WHAT IS REQUIRED.
Scan the lines below for the word "آبادان". Copy each line you find it in.

EXTRACTED RECORDS.
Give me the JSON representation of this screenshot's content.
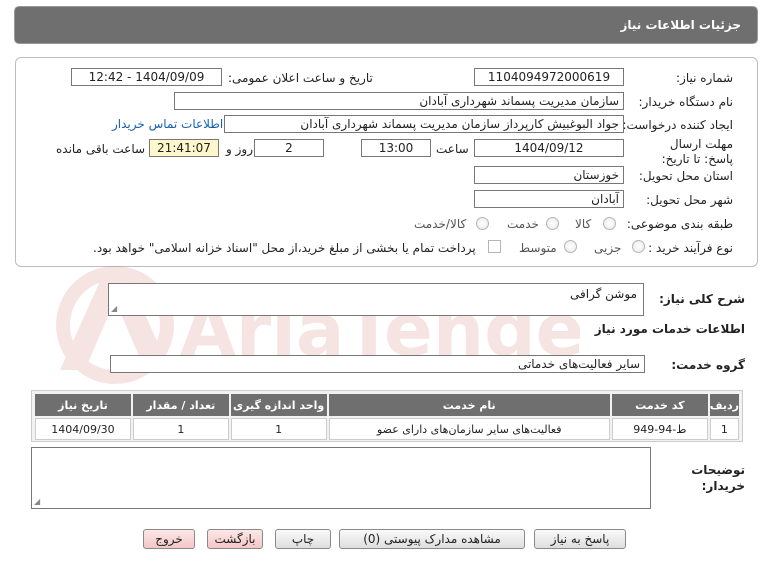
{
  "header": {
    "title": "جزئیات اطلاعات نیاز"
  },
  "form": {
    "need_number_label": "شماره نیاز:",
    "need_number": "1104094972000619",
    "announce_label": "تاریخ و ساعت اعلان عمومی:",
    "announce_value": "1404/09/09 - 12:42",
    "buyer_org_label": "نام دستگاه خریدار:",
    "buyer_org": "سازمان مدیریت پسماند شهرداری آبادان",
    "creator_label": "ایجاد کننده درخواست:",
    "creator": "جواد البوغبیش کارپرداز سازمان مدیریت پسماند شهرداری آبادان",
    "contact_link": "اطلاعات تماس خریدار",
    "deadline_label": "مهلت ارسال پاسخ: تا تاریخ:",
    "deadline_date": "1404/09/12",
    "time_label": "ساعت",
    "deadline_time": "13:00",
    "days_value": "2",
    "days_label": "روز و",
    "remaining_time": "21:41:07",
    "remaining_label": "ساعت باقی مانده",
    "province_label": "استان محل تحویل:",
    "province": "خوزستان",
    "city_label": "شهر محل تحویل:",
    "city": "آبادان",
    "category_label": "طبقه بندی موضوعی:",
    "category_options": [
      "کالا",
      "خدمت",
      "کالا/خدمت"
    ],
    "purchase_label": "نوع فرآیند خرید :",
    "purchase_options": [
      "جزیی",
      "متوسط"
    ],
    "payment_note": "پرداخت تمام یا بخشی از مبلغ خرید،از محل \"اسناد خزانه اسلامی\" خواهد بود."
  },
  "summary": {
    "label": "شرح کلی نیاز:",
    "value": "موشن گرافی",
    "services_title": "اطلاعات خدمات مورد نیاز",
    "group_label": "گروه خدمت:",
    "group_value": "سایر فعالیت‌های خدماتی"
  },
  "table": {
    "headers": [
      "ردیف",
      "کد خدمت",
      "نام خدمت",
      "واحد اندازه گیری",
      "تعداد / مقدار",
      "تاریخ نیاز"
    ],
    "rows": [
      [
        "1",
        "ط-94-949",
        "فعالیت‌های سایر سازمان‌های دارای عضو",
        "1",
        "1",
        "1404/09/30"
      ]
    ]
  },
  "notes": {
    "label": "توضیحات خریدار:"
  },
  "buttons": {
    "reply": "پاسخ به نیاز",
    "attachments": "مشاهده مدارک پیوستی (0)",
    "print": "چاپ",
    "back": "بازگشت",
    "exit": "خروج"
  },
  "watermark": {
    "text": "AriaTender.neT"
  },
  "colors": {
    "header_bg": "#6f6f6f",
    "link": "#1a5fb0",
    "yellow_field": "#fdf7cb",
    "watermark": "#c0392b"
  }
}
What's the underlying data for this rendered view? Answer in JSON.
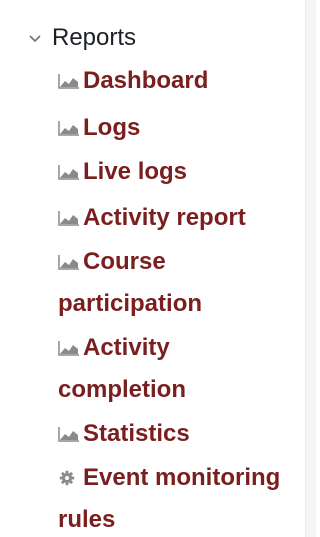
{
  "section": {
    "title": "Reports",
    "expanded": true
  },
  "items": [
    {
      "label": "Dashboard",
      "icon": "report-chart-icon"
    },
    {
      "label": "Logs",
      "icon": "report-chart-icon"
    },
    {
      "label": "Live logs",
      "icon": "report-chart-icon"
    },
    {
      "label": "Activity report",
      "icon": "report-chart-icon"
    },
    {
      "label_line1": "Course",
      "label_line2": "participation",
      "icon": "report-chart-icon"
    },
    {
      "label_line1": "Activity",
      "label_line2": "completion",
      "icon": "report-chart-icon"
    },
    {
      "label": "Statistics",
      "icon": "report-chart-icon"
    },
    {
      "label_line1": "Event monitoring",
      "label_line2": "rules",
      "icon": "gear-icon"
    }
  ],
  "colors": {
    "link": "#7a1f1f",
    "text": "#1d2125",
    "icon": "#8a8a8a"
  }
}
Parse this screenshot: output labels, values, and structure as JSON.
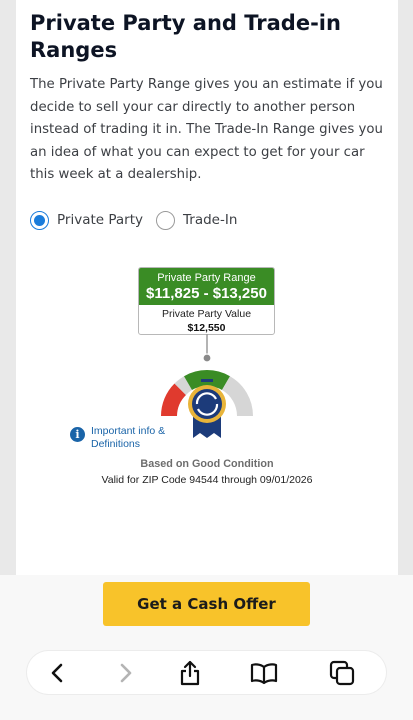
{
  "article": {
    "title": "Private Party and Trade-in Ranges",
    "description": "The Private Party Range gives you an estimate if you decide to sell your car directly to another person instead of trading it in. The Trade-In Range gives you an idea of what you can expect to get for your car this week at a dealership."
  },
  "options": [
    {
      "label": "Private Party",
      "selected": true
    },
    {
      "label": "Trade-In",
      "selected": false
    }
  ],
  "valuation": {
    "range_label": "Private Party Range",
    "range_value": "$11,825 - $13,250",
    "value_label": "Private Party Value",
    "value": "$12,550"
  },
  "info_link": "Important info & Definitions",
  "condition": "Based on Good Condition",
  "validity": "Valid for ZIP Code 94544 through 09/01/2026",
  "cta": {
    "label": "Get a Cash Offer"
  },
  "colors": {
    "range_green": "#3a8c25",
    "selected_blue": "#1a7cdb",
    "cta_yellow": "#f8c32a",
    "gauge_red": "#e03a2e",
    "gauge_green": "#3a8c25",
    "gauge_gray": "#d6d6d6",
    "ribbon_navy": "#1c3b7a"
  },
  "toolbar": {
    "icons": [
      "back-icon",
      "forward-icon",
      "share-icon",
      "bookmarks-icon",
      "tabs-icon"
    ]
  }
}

...

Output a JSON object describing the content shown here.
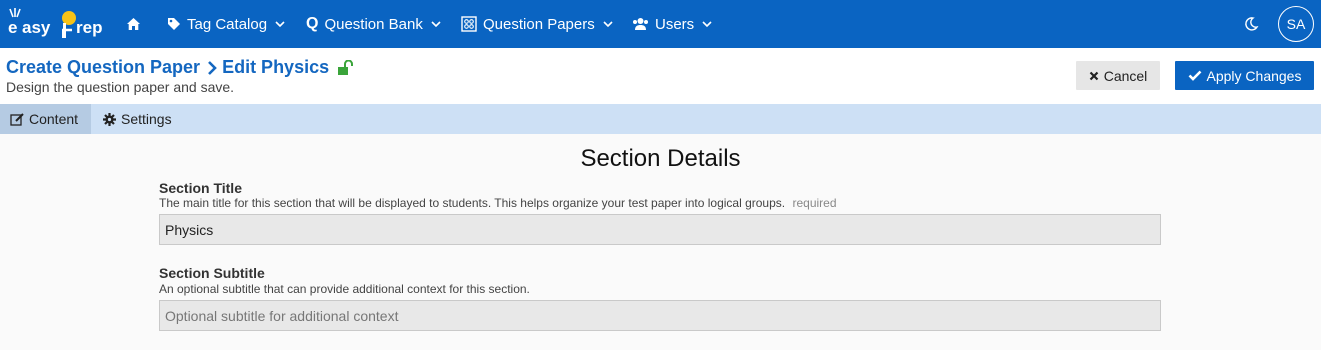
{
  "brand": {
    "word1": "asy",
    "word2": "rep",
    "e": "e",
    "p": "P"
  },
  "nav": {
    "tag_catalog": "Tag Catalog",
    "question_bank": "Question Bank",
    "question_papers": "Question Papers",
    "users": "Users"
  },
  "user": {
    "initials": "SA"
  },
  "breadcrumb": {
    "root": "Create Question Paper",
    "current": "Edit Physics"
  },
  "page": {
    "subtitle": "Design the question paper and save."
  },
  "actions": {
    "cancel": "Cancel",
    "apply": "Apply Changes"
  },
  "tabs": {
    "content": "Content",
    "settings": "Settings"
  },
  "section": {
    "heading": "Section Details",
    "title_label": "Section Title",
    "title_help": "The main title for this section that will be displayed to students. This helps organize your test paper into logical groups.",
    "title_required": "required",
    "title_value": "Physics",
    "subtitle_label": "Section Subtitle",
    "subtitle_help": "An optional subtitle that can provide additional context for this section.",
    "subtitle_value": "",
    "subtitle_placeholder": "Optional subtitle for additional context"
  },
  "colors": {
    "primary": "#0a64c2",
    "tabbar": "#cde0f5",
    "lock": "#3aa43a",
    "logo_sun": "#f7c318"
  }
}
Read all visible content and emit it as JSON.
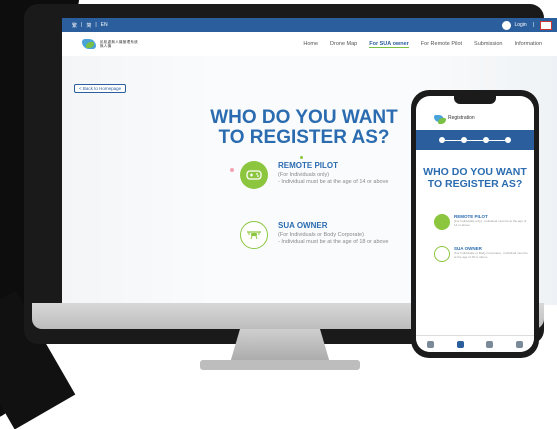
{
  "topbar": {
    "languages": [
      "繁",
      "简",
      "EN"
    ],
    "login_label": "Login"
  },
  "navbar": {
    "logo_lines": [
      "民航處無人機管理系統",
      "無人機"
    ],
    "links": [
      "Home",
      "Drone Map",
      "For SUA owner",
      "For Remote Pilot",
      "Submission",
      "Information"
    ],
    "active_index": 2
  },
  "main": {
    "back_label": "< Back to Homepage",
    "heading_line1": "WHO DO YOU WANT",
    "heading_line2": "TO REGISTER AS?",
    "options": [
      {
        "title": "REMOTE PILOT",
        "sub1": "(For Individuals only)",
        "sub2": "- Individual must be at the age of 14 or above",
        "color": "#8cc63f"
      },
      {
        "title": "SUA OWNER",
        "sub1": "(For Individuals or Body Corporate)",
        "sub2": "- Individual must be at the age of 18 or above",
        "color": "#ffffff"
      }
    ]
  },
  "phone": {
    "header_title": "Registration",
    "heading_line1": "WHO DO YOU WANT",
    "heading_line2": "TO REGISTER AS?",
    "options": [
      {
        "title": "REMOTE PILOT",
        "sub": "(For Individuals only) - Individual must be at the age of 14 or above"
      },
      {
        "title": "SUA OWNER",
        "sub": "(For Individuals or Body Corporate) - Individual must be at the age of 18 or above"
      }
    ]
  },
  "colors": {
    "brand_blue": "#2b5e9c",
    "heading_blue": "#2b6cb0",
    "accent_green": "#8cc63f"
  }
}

WORKED SOLUTION.
    "buyer_org": "سازمان مدیریت پسماند شهرداری آبادان",
    "creator": "جواد البوغبیش کارپرداز سازمان مدیریت پسماند شهرداری آبادان",
    "city": "آبادان",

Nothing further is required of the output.